### What the exercise asks
Find the lines below that contain the string "仅增大d". Copy each one.

### Material for this task
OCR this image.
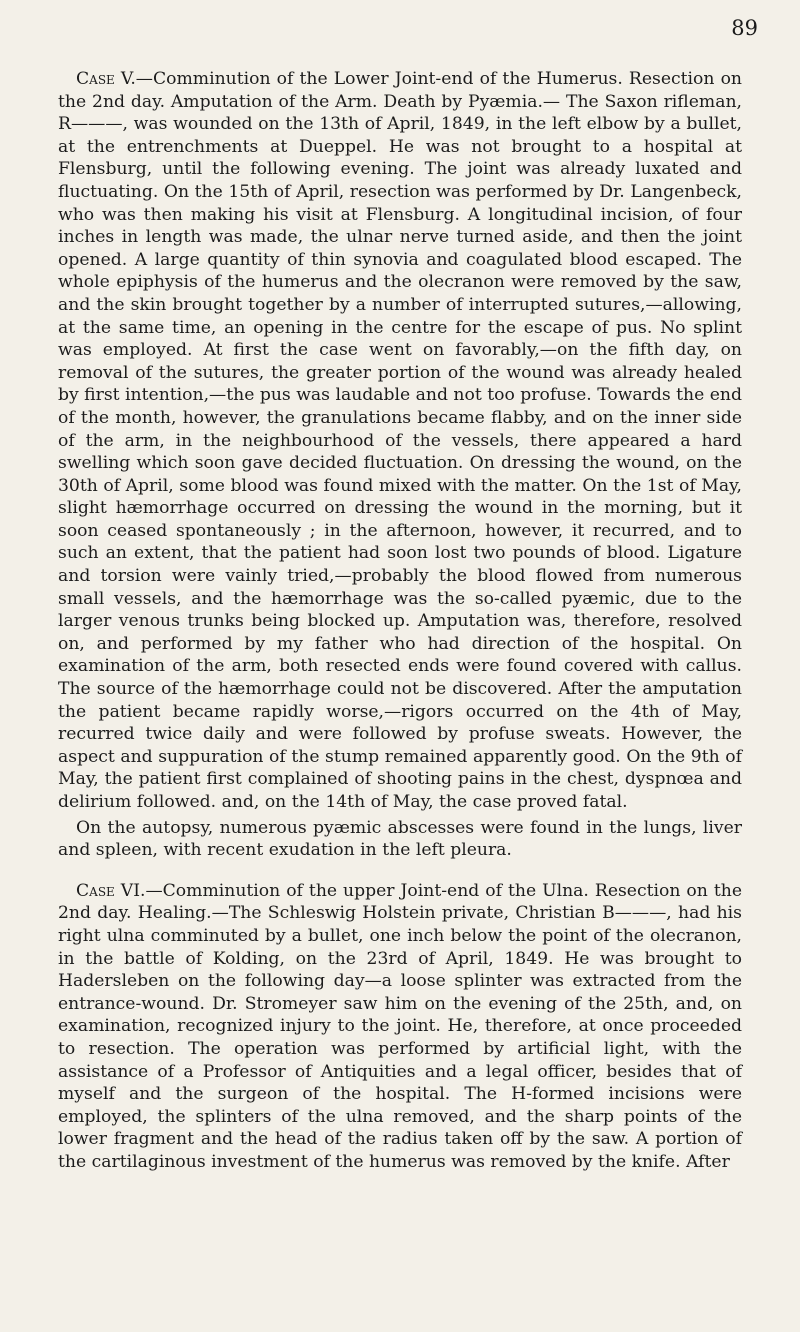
89

Case V.—Comminution of the Lower Joint-end of the Humerus. Resection on the 2nd day. Amputation of the Arm. Death by Pyæmia.— The Saxon rifleman, R———, was wounded on the 13th of April, 1849, in the left elbow by a bullet, at the entrenchments at Dueppel. He was not brought to a hospital at Flensburg, until the following evening. The joint was already luxated and fluctuating. On the 15th of April, resection was performed by Dr. Langenbeck, who was then making his visit at Flensburg. A longitudinal incision, of four inches in length was made, the ulnar nerve turned aside, and then the joint opened. A large quantity of thin synovia and coagulated blood escaped. The whole epiphysis of the humerus and the olecranon were removed by the saw, and the skin brought together by a number of interrupted sutures,—allowing, at the same time, an opening in the centre for the escape of pus. No splint was employed. At first the case went on favorably,—on the fifth day, on removal of the sutures, the greater portion of the wound was already healed by first intention,—the pus was laudable and not too profuse. Towards the end of the month, however, the granulations became flabby, and on the inner side of the arm, in the neighbourhood of the vessels, there appeared a hard swelling which soon gave decided fluctuation. On dressing the wound, on the 30th of April, some blood was found mixed with the matter. On the 1st of May, slight hæmorrhage occurred on dressing the wound in the morning, but it soon ceased spontaneously ; in the afternoon, however, it recurred, and to such an extent, that the patient had soon lost two pounds of blood. Ligature and torsion were vainly tried,—probably the blood flowed from numerous small vessels, and the hæmorrhage was the so-called pyæmic, due to the larger venous trunks being blocked up. Amputation was, therefore, resolved on, and performed by my father who had direction of the hospital. On examination of the arm, both resected ends were found covered with callus. The source of the hæmorrhage could not be discovered. After the amputation the patient became rapidly worse,—rigors occurred on the 4th of May, recurred twice daily and were followed by profuse sweats. However, the aspect and suppuration of the stump remained apparently good. On the 9th of May, the patient first complained of shooting pains in the chest, dyspnœa and delirium followed. and, on the 14th of May, the case proved fatal.

On the autopsy, numerous pyæmic abscesses were found in the lungs, liver and spleen, with recent exudation in the left pleura.

Case VI.—Comminution of the upper Joint-end of the Ulna. Resection on the 2nd day. Healing.—The Schleswig Holstein private, Christian B———, had his right ulna comminuted by a bullet, one inch below the point of the olecranon, in the battle of Kolding, on the 23rd of April, 1849. He was brought to Hadersleben on the following day—a loose splinter was extracted from the entrance-wound. Dr. Stromeyer saw him on the evening of the 25th, and, on examination, recognized injury to the joint. He, therefore, at once proceeded to resection. The operation was performed by artificial light, with the assistance of a Professor of Antiquities and a legal officer, besides that of myself and the surgeon of the hospital. The H-formed incisions were employed, the splinters of the ulna removed, and the sharp points of the lower fragment and the head of the radius taken off by the saw. A portion of the cartilaginous investment of the humerus was removed by the knife. After
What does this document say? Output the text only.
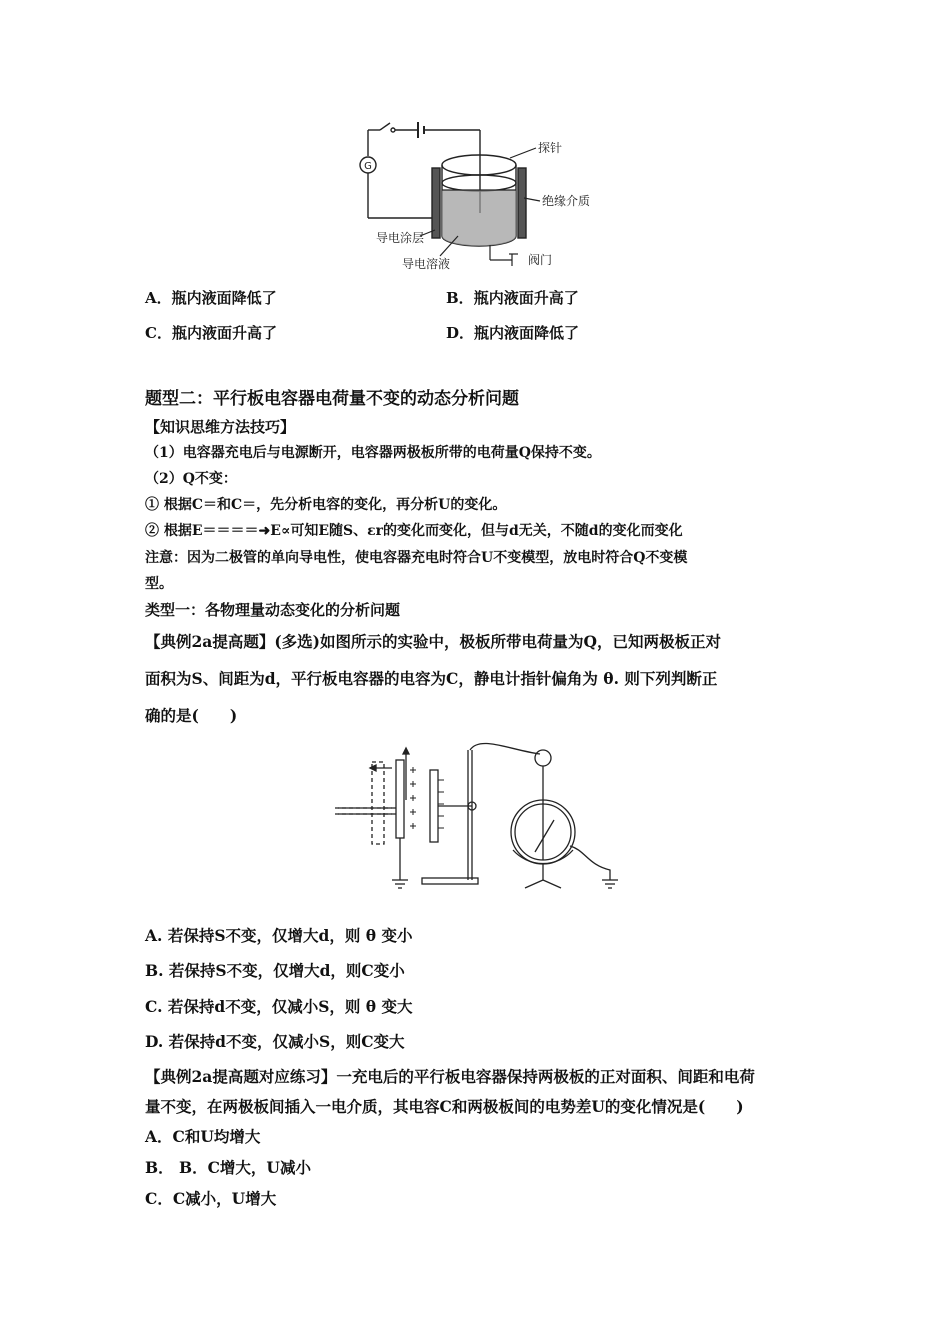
G
探针
绝缘介质
导电涂层
导电溶液	阀门
A．瓶内液面降低了	B．瓶内液面升高了
C．瓶内液面升高了	D．瓶内液面降低了
题型二：平行板电容器电荷量不变的动态分析问题
【知识思维方法技巧】
（1）电容器充电后与电源断开，电容器两极板所带的电荷量Q保持不变。
（2）Q不变：
① 根据C＝和C＝，先分析电容的变化，再分析U的变化。
② 根据E＝＝＝＝➜E∝可知E随S、εr的变化而变化，但与d无关，不随d的变化而变化
注意：因为二极管的单向导电性，使电容器充电时符合U不变模型，放电时符合Q不变模
型。
类型一：各物理量动态变化的分析问题
【典例2a提高题】(多选)如图所示的实验中，极板所带电荷量为Q，已知两极板正对
面积为S、间距为d，平行板电容器的电容为C，静电计指针偏角为 θ. 则下列判断正
确的是(　　)
A. 若保持S不变，仅增大d，则 θ 变小
B. 若保持S不变，仅增大d，则C变小
C. 若保持d不变，仅减小S，则 θ 变大
D. 若保持d不变，仅减小S，则C变大
【典例2a提高题对应练习】一充电后的平行板电容器保持两极板的正对面积、间距和电荷
量不变，在两极板间插入一电介质，其电容C和两极板间的电势差U的变化情况是(　　)
A．C和U均增大
B． B．C增大，U减小
C．C减小，U增大
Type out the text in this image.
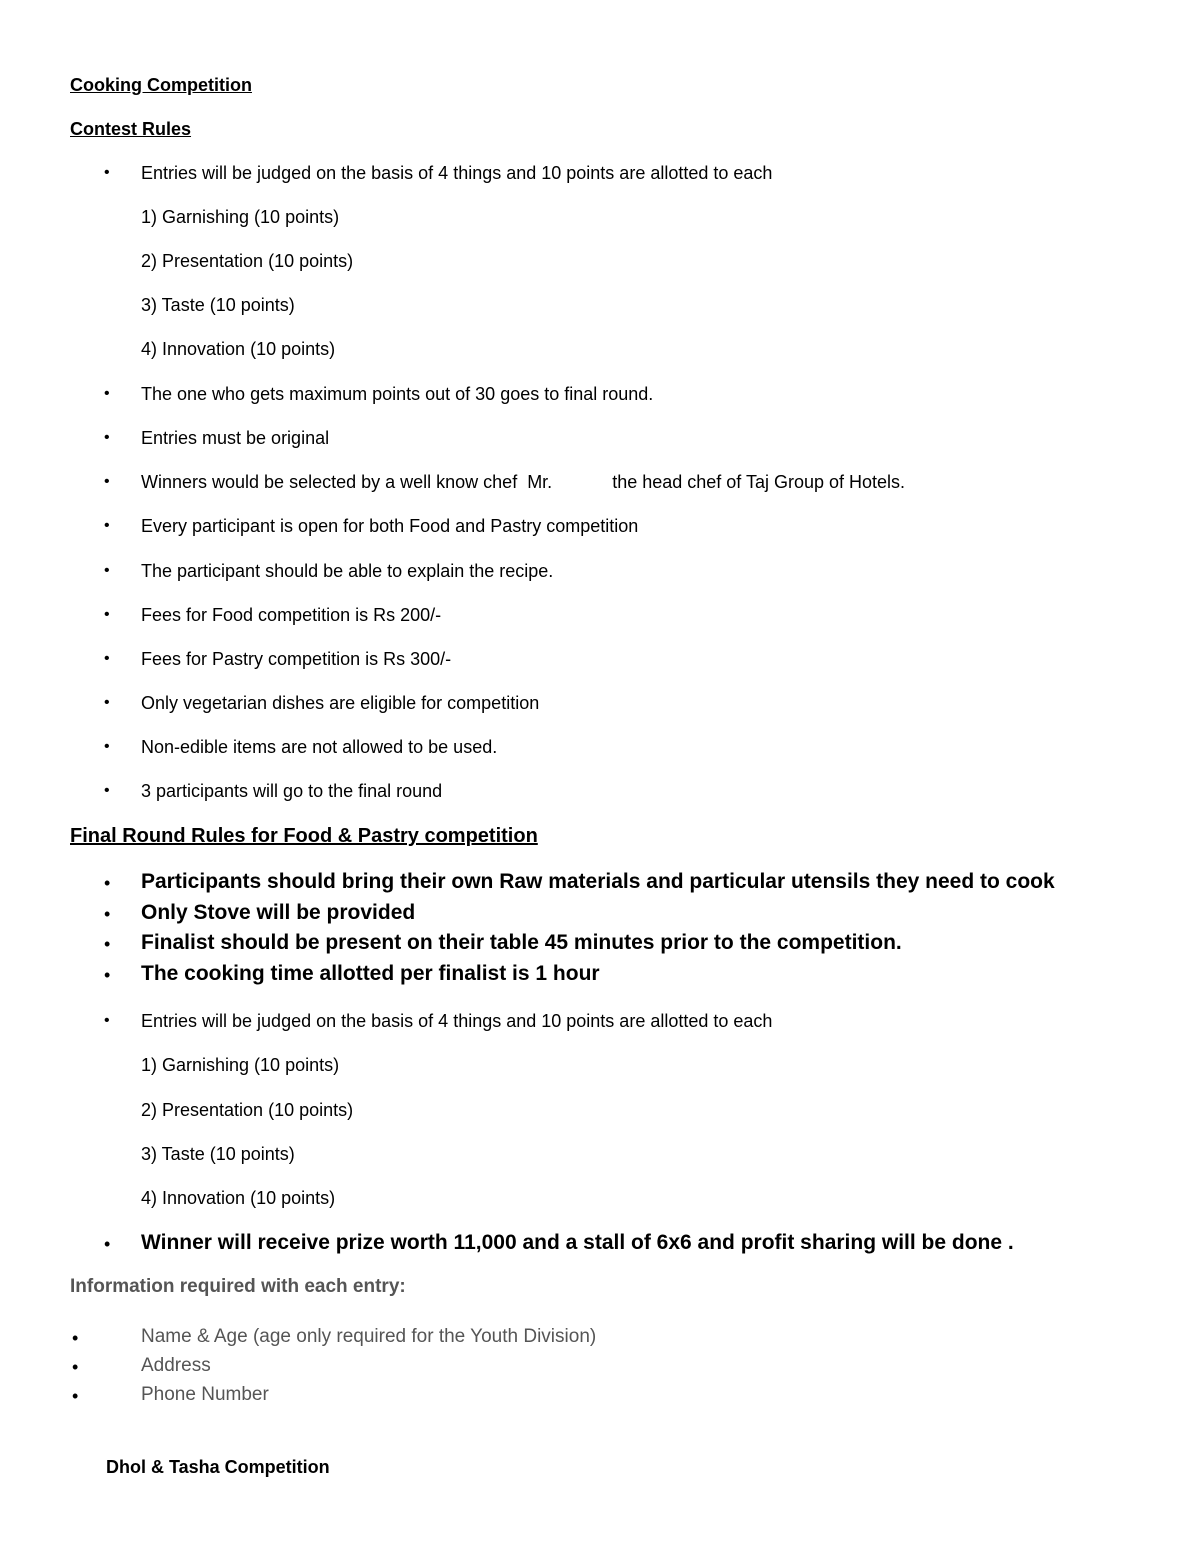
Cooking Competition
Contest Rules
• Entries will be judged on the basis of 4 things and 10 points are allotted to each
1) Garnishing (10 points)
2) Presentation (10 points)
3) Taste (10 points)
4) Innovation (10 points)
• The one who gets maximum points out of 30 goes to final round.
• Entries must be original
• Winners would be selected by a well know chef  Mr.            the head chef of Taj Group of Hotels.
• Every participant is open for both Food and Pastry competition
• The participant should be able to explain the recipe.
• Fees for Food competition is Rs 200/-
• Fees for Pastry competition is Rs 300/-
• Only vegetarian dishes are eligible for competition
• Non-edible items are not allowed to be used.
• 3 participants will go to the final round
Final Round Rules for Food & Pastry competition
• Participants should bring their own Raw materials and particular utensils they need to cook
• Only Stove will be provided
• Finalist should be present on their table 45 minutes prior to the competition.
• The cooking time allotted per finalist is 1 hour
• Entries will be judged on the basis of 4 things and 10 points are allotted to each
1) Garnishing (10 points)
2) Presentation (10 points)
3) Taste (10 points)
4) Innovation (10 points)
• Winner will receive prize worth 11,000 and a stall of 6x6 and profit sharing will be done .
Information required with each entry:
•	Name & Age (age only required for the Youth Division)
•	Address
•	Phone Number
Dhol & Tasha Competition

### Completed task
A. 若保持S不变，仅增大d，则 θ 变小
B. 若保持S不变，仅增大d，则C变小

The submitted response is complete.